▸ **Problem description**:
Write every entry out again exactly, please, and skip the pictures.

▸ **Material for this task**:
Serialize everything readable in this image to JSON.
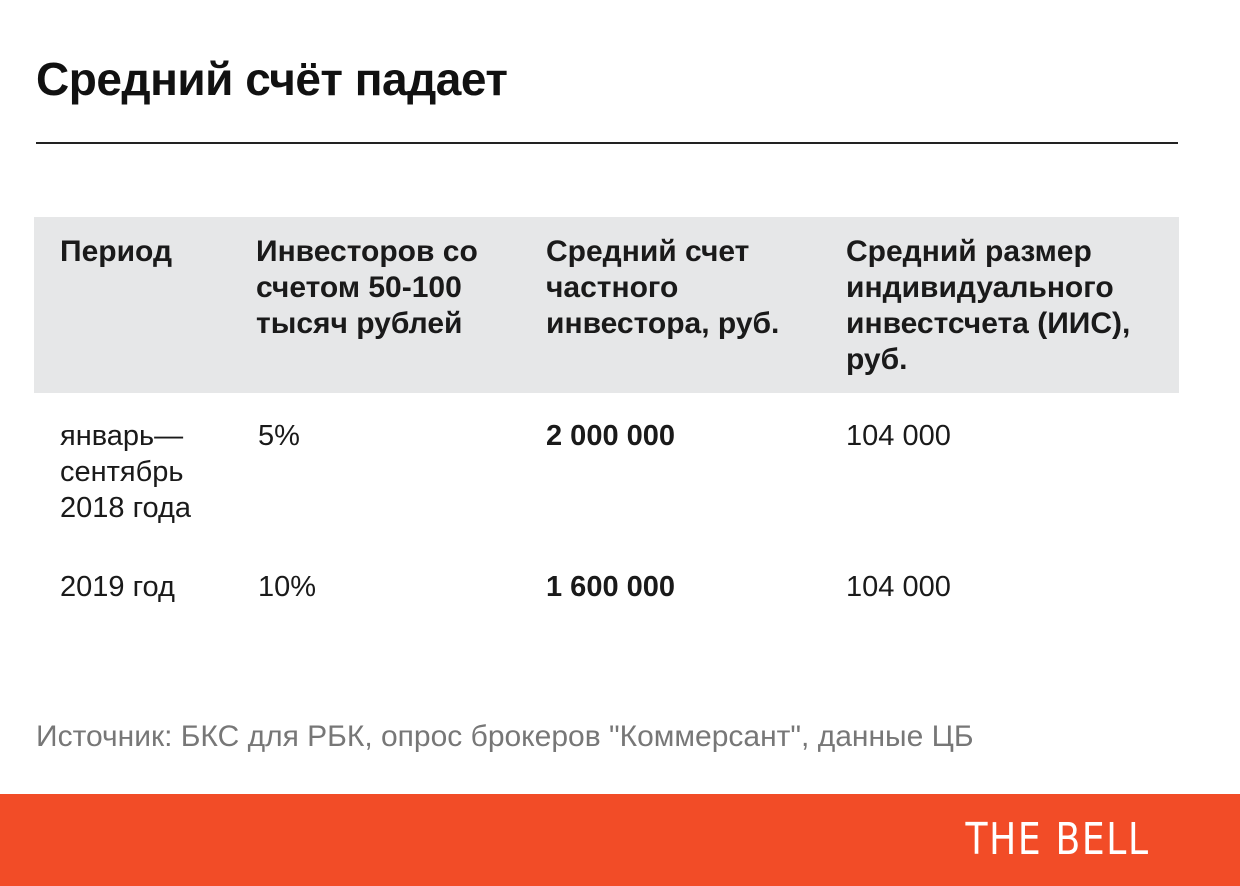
{
  "chart_data": {
    "type": "table",
    "title": "Средний счёт падает",
    "columns": [
      "Период",
      "Инвесторов со счетом 50-100 тысяч рублей",
      "Средний счет частного инвестора, руб.",
      "Средний размер индивидуального инвестсчета (ИИС), руб."
    ],
    "rows": [
      [
        "январь—сентябрь 2018 года",
        "5%",
        "2 000 000",
        "104 000"
      ],
      [
        "2019 год",
        "10%",
        "1 600 000",
        "104 000"
      ]
    ],
    "source": "Источник:  БКС для РБК, опрос брокеров \"Коммерсант\", данные ЦБ"
  },
  "brand": "THE BELL",
  "colors": {
    "header_bg": "#e6e7e8",
    "footer_bg": "#f24c27",
    "text": "#1a1a1a",
    "source_text": "#777777"
  }
}
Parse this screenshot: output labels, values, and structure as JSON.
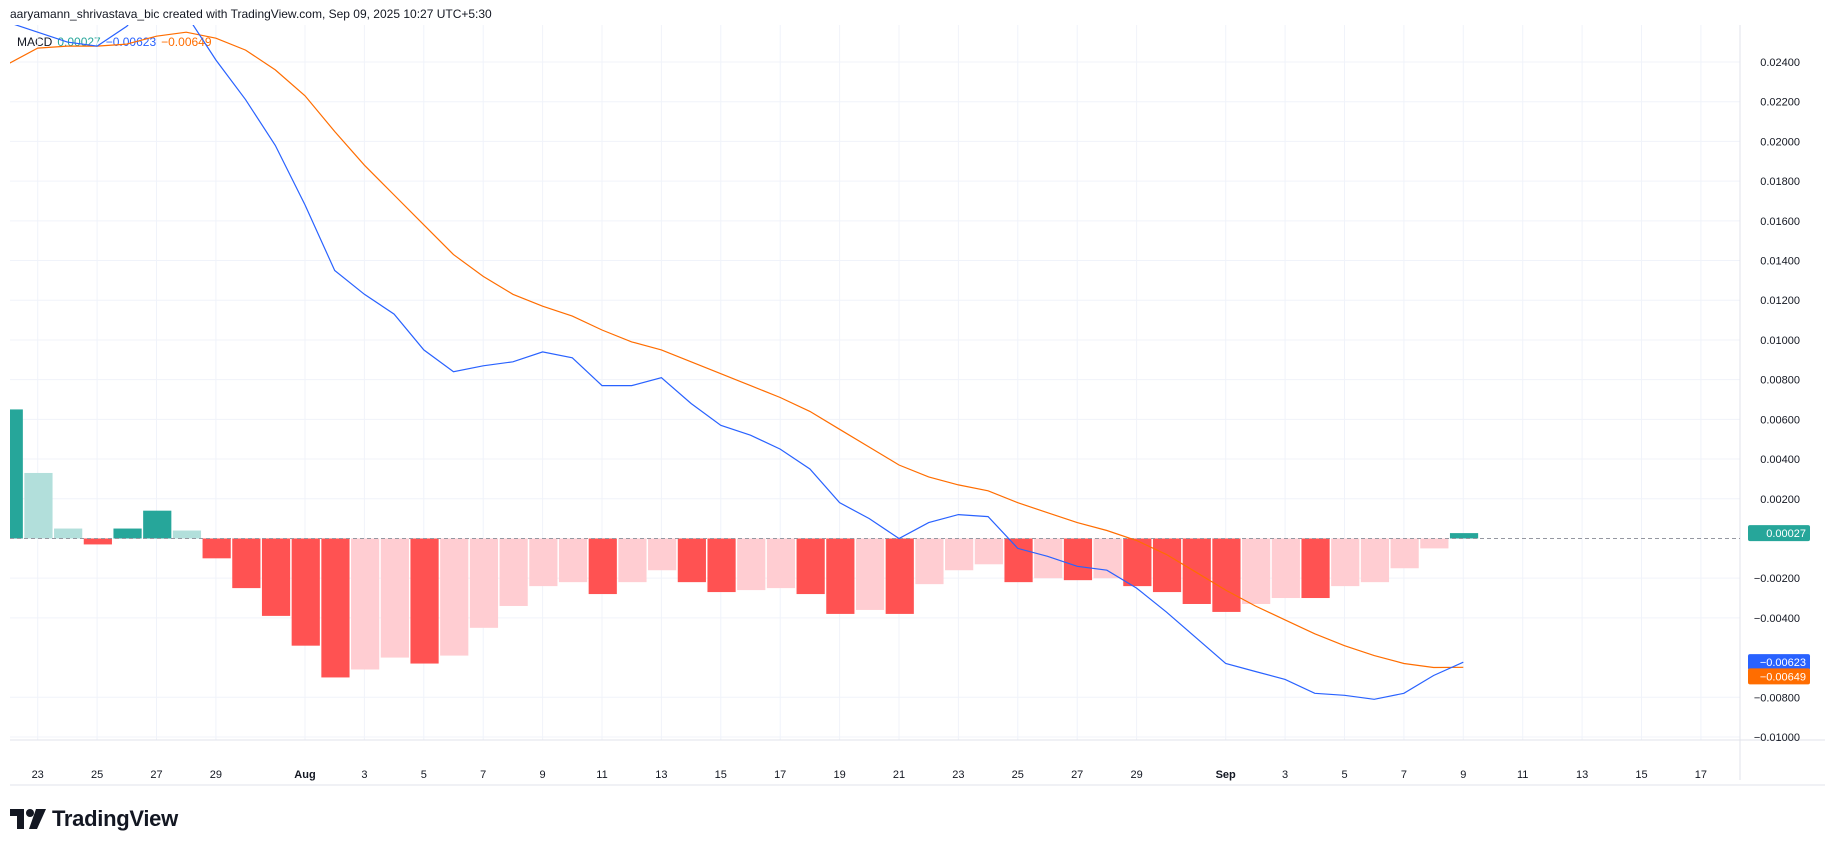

▸ **Result of the exercise**:
Serialize everything readable in this image to JSON.
{
  "chart_data": {
    "type": "table",
    "title": "Средний счёт падает",
    "columns": [
      "Период",
      "Инвесторов со счетом 50-100 тысяч рублей",
      "Средний счет частного инвестора, руб.",
      "Средний размер индивидуального инвестсчета (ИИС), руб."
    ],
    "rows": [
      [
        "январь—сентябрь 2018 года",
        "5%",
        "2 000 000",
        "104 000"
      ],
      [
        "2019 год",
        "10%",
        "1 600 000",
        "104 000"
      ]
    ],
    "source": "Источник:  БКС для РБК, опрос брокеров \"Коммерсант\", данные ЦБ"
  },
  "brand": "THE BELL",
  "colors": {
    "header_bg": "#e6e7e8",
    "footer_bg": "#f24c27",
    "text": "#1a1a1a",
    "source_text": "#777777"
  }
}
Parse this screenshot: output labels, values, and structure as JSON.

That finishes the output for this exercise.